**What you need to do:** Look below for the line with "OCR this image.", then give it again exactly, along with every line that comes after it, the final line included.

----- Data for review -----

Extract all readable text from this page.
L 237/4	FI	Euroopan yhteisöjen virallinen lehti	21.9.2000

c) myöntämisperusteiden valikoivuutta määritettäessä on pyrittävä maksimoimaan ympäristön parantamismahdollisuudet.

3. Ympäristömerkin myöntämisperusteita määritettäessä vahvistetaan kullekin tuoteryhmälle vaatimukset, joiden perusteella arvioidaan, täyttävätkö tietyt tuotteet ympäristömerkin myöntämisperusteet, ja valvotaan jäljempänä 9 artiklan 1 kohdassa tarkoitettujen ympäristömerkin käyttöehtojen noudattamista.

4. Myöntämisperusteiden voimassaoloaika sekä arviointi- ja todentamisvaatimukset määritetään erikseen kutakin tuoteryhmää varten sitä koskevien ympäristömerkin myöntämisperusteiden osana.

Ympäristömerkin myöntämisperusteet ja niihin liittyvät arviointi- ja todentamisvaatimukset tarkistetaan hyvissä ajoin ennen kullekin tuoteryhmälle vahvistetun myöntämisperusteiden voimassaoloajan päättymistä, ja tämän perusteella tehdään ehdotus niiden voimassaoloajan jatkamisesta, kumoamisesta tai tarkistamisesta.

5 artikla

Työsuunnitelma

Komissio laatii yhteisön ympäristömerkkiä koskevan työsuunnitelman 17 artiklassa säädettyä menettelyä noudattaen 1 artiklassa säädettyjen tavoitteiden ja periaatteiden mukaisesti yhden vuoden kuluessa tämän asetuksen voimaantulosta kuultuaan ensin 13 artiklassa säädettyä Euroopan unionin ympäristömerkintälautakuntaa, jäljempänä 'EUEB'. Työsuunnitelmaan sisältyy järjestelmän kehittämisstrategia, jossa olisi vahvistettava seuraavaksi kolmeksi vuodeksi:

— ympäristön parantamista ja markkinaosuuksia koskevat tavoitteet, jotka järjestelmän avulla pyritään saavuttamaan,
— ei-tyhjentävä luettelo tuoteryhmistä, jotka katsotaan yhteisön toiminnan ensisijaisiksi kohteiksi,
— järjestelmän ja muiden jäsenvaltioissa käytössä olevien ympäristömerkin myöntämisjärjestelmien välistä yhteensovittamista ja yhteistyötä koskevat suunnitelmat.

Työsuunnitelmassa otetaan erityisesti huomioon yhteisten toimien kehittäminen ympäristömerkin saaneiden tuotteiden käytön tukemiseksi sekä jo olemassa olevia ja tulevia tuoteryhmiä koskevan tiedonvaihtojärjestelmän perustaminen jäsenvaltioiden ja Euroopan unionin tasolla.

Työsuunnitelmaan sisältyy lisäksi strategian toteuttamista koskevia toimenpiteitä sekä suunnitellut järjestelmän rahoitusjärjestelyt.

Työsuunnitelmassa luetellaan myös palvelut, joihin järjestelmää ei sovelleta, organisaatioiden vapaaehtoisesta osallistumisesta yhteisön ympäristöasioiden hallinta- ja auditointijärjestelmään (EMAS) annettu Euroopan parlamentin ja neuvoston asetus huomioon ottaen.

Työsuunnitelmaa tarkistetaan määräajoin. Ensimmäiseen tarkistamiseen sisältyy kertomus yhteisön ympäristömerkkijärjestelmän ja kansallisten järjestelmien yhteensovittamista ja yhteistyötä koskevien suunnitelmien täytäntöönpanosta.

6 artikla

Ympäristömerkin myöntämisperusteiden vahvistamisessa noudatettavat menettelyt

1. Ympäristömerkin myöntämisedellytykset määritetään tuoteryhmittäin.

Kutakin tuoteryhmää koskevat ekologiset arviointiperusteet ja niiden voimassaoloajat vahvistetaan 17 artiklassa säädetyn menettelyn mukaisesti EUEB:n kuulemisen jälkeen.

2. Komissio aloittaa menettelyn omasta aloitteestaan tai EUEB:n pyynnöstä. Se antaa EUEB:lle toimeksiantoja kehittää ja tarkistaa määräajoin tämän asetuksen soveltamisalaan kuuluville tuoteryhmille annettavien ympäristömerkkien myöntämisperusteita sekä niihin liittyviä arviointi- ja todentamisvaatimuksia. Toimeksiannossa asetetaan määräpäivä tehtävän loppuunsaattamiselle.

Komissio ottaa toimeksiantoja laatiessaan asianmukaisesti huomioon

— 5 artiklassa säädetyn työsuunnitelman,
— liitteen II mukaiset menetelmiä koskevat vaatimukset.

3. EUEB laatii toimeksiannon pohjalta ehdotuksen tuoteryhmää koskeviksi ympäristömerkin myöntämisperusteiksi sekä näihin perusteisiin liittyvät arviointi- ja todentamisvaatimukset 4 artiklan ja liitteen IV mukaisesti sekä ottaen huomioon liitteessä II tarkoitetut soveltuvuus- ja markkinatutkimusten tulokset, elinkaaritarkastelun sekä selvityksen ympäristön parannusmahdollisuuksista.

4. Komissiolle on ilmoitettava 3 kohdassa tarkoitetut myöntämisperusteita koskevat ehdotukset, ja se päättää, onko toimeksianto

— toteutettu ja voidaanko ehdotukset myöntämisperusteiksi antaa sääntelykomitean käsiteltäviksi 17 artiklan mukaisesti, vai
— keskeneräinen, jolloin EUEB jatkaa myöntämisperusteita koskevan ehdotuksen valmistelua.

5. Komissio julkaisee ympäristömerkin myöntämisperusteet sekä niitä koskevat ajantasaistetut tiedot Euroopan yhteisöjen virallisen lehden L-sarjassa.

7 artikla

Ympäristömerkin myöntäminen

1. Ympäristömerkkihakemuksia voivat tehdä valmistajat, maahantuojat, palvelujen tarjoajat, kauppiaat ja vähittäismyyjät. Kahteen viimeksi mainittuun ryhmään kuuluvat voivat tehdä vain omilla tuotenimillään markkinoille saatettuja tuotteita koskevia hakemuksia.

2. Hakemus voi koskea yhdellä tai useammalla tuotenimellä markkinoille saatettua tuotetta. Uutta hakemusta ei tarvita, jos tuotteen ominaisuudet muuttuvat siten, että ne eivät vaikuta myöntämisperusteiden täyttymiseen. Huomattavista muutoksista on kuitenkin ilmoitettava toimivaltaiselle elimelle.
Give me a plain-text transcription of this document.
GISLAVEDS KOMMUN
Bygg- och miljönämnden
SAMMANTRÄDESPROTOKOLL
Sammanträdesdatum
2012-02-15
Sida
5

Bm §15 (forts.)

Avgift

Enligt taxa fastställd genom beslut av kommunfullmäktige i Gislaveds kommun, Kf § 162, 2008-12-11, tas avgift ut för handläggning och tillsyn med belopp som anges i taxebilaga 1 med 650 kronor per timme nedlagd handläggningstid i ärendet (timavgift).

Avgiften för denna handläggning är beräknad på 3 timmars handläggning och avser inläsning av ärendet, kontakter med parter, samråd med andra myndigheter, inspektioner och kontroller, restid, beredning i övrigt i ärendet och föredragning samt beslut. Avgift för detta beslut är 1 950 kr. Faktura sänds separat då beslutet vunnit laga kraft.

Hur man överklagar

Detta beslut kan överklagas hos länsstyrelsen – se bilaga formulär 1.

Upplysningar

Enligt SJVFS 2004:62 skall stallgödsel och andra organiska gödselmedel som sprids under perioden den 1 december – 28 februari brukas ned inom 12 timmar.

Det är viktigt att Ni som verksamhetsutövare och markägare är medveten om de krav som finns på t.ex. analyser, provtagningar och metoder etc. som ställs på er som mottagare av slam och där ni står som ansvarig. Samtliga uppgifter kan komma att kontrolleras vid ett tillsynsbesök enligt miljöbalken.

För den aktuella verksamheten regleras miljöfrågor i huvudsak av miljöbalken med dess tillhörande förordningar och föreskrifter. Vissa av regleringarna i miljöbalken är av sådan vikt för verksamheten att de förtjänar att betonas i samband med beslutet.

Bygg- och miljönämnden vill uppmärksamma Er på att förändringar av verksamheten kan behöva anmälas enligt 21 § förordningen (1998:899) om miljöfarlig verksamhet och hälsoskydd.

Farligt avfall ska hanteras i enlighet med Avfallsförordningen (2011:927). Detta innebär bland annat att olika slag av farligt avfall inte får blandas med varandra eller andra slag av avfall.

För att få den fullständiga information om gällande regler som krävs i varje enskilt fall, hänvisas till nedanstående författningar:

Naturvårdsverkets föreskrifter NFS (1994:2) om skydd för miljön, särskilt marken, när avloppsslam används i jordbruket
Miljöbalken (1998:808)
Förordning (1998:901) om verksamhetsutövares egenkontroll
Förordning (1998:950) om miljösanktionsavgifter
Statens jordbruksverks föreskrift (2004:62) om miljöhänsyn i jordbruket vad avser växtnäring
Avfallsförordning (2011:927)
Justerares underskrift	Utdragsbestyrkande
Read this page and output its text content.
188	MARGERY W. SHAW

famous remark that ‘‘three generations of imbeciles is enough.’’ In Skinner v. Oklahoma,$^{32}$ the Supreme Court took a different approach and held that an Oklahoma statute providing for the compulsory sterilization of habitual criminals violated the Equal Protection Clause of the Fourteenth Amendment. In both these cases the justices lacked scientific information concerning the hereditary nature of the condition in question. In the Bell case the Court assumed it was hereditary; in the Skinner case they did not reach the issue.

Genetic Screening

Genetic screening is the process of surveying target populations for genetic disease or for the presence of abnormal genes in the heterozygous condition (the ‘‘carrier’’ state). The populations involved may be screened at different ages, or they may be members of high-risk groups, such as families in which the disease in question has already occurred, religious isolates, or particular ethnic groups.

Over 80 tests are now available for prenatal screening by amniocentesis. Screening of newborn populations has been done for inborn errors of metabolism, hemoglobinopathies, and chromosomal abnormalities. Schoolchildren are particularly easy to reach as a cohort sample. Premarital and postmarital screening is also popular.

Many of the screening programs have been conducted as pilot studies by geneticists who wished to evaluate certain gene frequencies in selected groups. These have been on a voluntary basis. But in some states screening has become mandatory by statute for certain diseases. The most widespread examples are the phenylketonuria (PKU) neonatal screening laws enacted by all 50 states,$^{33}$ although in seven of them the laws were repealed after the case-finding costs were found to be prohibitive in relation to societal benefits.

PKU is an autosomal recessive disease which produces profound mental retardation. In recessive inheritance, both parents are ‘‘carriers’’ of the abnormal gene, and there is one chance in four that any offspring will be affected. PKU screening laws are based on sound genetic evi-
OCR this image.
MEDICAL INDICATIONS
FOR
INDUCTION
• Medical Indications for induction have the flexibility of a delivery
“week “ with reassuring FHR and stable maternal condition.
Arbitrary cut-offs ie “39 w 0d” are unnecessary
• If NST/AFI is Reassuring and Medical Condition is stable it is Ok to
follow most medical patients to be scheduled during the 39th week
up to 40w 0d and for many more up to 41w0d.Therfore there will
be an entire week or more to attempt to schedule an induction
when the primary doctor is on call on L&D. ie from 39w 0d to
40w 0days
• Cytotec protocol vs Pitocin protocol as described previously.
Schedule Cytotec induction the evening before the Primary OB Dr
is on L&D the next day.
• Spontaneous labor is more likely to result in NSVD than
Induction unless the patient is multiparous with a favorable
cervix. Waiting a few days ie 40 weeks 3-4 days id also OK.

-----

**Output:**
OCR this image.
MEDICAL INDICATIONS
FOR
INDUCTION
• Medical Indications for induction have the flexibility of a delivery
“week “ with reassuring FHR and stable maternal condition.
Arbitrary cut-offs ie “39 w 0d” are unnecessary
• If NST/AFI is Reassuring and Medical Condition is stable it is Ok to
follow most medical patients to be scheduled during the 39th week
up to 40w 0d and for many more up to 41w0d.Therfore there will
be an entire week or more to attempt to schedule an induction
when the primary doctor is on call on L&D. ie from 39w 0d to
40w 0days
• Cytotec protocol vs Pitocin protocol as described previously.
Schedule Cytotec induction the evening before the Primary OB Dr
is on L&D the next day.
• Spontaneous labor is more likely to result in NSVD than
Induction unless the patient is multiparous with a favorable
cervix. Waiting a few days ie 40 weeks 3-4 days id also OK.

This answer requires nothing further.